■ **Stated task**
Can you render the records as a JSON list of strings, taking every line from the very first one through the line containing "bar — [521, 300, 531, 412]" (both ends included), with one string per line and blank lines left out?
------------------------------------
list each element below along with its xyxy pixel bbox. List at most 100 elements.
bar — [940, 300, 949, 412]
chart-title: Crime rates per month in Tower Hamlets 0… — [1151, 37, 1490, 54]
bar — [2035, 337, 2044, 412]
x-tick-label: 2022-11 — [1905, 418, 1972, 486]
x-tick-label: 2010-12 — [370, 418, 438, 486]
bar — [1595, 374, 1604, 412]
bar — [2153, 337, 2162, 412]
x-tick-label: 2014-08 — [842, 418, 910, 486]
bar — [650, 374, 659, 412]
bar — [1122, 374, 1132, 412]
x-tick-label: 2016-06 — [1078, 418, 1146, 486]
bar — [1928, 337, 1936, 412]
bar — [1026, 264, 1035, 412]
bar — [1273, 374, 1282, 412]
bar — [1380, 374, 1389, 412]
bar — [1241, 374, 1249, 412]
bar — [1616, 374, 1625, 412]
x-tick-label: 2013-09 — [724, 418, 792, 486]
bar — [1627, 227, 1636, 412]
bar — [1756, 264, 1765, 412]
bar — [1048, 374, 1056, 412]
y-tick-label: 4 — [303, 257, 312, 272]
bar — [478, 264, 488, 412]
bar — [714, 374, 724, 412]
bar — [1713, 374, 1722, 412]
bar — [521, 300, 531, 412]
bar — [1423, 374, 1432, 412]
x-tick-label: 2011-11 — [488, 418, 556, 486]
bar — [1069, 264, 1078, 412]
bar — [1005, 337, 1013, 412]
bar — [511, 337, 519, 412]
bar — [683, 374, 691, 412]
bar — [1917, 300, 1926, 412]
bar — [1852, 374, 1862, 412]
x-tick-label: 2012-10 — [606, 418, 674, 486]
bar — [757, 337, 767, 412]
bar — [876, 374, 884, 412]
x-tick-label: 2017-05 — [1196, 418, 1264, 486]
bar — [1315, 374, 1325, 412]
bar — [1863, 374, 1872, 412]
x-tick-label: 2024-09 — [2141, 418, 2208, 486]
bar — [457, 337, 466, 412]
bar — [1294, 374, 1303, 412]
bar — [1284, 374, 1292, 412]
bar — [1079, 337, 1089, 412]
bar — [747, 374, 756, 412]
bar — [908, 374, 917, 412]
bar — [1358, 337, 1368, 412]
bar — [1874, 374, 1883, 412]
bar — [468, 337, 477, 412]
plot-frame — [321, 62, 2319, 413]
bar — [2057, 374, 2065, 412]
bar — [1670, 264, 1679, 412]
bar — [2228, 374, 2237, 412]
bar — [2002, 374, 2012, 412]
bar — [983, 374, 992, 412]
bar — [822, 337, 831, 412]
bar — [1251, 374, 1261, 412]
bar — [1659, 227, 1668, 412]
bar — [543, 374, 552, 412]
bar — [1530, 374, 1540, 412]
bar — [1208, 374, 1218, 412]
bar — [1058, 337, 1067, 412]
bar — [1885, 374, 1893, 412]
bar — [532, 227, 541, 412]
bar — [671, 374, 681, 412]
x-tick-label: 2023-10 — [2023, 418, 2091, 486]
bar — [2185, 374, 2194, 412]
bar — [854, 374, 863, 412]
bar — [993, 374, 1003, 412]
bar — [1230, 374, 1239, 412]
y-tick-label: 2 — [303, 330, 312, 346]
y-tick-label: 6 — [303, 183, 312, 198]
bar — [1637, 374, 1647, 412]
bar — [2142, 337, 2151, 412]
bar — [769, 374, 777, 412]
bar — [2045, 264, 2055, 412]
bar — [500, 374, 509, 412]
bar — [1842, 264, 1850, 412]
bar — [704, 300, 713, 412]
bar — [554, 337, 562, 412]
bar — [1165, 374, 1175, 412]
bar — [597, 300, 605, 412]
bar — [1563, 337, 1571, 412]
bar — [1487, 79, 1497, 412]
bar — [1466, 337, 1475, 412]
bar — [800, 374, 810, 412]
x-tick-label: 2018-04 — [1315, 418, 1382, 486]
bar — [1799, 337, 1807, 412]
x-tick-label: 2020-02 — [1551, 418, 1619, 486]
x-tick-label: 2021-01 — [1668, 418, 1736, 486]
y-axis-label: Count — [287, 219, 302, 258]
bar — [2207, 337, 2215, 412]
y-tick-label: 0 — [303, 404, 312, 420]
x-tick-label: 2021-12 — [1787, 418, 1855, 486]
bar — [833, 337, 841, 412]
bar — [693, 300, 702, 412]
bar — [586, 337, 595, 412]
------------------------------------
■ **Answer to this task**
[
  "list each element below along with its xyxy pixel bbox. List at most 100 elements.",
  "bar — [940, 300, 949, 412]",
  "chart-title: Crime rates per month in Tower Hamlets 0… — [1151, 37, 1490, 54]",
  "bar — [2035, 337, 2044, 412]",
  "x-tick-label: 2022-11 — [1905, 418, 1972, 486]",
  "x-tick-label: 2010-12 — [370, 418, 438, 486]",
  "bar — [1595, 374, 1604, 412]",
  "bar — [2153, 337, 2162, 412]",
  "x-tick-label: 2014-08 — [842, 418, 910, 486]",
  "bar — [650, 374, 659, 412]",
  "bar — [1122, 374, 1132, 412]",
  "x-tick-label: 2016-06 — [1078, 418, 1146, 486]",
  "bar — [1928, 337, 1936, 412]",
  "bar — [1026, 264, 1035, 412]",
  "bar — [1273, 374, 1282, 412]",
  "bar — [1380, 374, 1389, 412]",
  "bar — [1241, 374, 1249, 412]",
  "bar — [1616, 374, 1625, 412]",
  "x-tick-label: 2013-09 — [724, 418, 792, 486]",
  "bar — [1627, 227, 1636, 412]",
  "bar — [1756, 264, 1765, 412]",
  "bar — [1048, 374, 1056, 412]",
  "y-tick-label: 4 — [303, 257, 312, 272]",
  "bar — [478, 264, 488, 412]",
  "bar — [714, 374, 724, 412]",
  "bar — [1713, 374, 1722, 412]",
  "bar — [521, 300, 531, 412]"
]